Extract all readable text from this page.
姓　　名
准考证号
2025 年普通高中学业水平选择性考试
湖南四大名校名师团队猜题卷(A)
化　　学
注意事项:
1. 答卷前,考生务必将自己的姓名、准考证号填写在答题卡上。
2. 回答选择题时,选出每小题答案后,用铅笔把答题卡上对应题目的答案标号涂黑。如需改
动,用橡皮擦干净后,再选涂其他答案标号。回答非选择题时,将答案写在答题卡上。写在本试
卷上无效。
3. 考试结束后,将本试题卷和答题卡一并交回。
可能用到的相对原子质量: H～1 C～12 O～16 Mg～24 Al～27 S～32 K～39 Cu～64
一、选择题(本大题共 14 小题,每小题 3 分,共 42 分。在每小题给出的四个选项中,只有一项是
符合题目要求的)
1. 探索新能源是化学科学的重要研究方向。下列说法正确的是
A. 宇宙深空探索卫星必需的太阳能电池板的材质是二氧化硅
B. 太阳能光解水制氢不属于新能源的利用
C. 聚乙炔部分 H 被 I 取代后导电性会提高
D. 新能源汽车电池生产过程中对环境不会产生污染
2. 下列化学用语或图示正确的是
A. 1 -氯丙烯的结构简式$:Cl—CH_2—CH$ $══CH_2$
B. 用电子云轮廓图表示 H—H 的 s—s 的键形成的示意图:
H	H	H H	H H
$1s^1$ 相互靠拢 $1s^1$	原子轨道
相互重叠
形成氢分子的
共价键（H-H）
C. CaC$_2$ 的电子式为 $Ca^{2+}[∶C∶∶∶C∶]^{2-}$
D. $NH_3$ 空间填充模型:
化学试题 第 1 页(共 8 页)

• • • • •

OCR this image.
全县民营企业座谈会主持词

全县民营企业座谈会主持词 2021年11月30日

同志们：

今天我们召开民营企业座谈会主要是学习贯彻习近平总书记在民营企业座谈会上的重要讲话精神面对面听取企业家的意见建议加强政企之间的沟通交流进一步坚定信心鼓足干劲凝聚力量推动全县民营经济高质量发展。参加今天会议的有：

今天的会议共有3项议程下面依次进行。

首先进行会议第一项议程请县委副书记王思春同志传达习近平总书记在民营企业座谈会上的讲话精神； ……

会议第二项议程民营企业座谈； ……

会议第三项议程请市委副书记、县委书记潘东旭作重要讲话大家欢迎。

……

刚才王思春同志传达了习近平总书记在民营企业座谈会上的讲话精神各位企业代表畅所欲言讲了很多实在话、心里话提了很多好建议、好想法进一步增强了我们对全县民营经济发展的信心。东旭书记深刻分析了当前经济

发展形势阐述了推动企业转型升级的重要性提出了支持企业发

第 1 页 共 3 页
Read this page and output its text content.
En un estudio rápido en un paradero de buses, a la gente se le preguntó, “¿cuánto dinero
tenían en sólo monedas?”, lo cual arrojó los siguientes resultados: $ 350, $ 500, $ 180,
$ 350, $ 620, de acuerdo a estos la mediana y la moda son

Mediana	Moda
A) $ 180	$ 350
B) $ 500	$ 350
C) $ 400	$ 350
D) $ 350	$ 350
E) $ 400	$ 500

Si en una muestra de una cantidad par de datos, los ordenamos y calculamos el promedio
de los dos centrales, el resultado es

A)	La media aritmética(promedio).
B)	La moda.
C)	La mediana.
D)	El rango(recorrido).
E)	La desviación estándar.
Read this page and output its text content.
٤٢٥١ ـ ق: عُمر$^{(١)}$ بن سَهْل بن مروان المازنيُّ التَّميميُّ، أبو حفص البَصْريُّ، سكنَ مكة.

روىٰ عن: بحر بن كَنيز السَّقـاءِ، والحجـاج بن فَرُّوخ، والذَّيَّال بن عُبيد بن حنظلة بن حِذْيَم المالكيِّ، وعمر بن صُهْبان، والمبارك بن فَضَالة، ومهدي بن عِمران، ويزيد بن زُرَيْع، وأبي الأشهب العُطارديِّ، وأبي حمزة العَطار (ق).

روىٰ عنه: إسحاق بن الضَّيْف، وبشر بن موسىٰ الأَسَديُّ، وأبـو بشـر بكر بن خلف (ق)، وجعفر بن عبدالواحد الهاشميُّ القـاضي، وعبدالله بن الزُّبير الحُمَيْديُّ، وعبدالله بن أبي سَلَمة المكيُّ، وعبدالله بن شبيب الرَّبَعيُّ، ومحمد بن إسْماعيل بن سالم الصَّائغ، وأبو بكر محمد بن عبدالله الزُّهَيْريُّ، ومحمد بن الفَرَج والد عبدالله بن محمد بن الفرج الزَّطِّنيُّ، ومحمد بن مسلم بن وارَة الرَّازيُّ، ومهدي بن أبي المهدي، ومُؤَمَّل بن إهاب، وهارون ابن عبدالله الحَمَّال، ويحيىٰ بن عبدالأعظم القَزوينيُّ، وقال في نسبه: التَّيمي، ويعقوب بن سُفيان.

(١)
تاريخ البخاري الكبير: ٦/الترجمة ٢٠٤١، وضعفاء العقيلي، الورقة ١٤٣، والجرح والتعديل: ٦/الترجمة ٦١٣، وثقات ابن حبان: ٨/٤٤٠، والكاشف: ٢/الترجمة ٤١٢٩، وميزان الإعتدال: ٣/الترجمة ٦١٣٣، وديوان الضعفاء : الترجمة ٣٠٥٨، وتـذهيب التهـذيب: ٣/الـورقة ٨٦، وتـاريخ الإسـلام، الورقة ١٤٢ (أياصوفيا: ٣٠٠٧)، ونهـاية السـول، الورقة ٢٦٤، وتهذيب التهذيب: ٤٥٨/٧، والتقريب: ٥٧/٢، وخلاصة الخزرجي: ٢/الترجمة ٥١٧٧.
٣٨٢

• • • • •

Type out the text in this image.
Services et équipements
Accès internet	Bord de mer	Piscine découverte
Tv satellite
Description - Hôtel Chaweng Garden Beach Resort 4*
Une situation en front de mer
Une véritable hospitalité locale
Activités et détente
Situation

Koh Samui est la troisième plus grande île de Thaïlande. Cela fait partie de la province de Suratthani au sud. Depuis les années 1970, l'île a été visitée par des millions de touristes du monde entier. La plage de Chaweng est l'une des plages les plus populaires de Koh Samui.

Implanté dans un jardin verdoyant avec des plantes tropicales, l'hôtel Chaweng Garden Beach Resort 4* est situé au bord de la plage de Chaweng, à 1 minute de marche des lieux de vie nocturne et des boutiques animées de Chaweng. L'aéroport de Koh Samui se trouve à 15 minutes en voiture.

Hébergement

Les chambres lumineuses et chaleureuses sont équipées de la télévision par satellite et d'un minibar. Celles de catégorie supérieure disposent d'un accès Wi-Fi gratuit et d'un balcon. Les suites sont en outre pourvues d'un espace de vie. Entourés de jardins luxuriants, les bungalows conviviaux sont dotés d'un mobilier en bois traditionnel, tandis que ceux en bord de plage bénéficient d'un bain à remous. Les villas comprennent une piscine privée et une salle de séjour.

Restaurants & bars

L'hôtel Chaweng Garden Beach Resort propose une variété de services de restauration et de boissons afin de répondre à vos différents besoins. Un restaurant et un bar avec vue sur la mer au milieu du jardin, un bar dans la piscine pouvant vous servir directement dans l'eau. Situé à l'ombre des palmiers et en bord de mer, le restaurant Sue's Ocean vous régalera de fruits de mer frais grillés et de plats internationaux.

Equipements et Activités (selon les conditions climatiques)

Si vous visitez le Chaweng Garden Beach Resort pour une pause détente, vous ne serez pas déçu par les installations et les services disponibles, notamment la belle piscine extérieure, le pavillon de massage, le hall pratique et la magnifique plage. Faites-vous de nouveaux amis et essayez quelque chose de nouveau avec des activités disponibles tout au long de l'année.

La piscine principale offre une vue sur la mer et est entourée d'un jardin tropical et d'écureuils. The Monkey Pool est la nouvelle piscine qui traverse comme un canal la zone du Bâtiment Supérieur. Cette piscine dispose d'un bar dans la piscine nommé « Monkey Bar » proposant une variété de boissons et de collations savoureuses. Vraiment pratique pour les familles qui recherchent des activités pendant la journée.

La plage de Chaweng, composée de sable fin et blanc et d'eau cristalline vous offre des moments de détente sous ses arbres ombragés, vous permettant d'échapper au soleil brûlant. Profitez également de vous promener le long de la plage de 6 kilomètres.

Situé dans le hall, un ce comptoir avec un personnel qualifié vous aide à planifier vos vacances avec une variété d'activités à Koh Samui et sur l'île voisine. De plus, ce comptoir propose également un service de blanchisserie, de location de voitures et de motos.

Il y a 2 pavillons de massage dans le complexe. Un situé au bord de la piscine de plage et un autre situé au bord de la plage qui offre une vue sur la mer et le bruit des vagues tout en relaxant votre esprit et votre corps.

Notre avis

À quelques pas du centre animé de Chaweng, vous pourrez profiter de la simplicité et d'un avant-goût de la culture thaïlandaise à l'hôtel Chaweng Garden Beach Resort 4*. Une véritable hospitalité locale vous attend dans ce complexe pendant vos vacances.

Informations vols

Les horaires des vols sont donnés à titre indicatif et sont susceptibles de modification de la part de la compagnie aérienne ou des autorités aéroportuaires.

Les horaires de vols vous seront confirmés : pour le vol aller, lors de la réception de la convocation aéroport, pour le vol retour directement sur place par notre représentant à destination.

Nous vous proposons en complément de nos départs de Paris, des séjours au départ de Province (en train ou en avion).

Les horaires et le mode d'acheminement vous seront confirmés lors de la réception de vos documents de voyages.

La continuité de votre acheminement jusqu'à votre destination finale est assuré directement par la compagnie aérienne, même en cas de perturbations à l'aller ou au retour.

• • • • •

-- DIRECTION --
Each line of the material above either contains the word "vacances" or does not; state how many do, and nothing else.

-- FULL SOLUTION --
2